§ **Short problem**: The records below must be transcribed exactly. Do not include the pictures.
*** Dataset content
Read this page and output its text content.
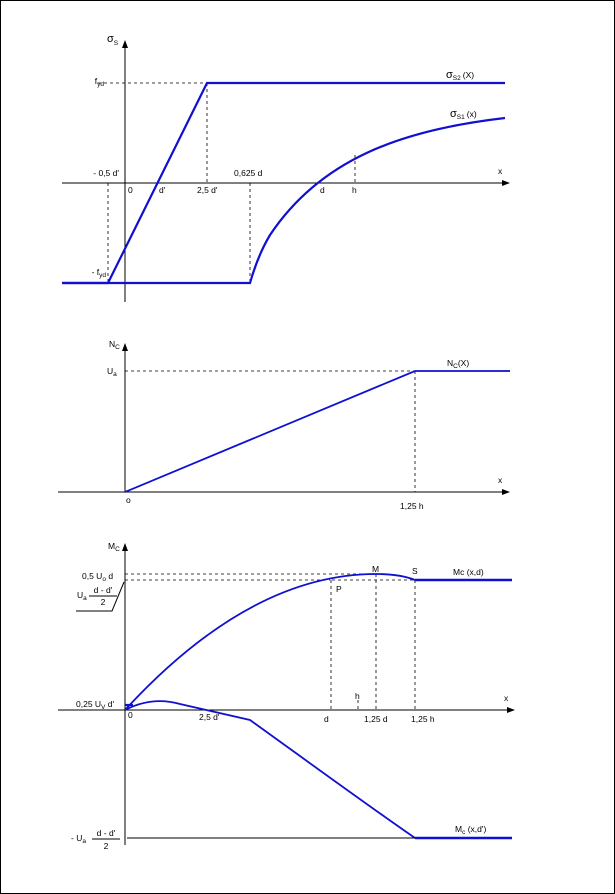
σS
$f_{yd}$
- 0,5 d'
- $f_{yd}$
0	d'	2,5 d'
0,625 d
d	h
x
σS2 (X)
σS1 (x)
NC
$U_a$
o
1,25 h
x
NC(X)
MC
0,5 $U_o$ d
$U_a$
d - d'
2
0,25 $U_V$ d'
- $U_a$
d - d'
2
0	2,5 d'	d
h
1,25 d	1,25 h
x
M	S
P
Mc (x,d)
Mc (x,d')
******
§ **Solution below**:
Read this page and output its text content.
σS
$f_{yd}$
- 0,5 d'
- $f_{yd}$
0	d'	2,5 d'
0,625 d
d	h
x
σS2 (X)
σS1 (x)
NC
$U_a$
o
1,25 h
x
NC(X)
MC
0,5 $U_o$ d
$U_a$
d - d'
2
0,25 $U_V$ d'
- $U_a$
d - d'
2
0	2,5 d'	d
h
1,25 d	1,25 h
x
M	S
P
Mc (x,d)
Mc (x,d')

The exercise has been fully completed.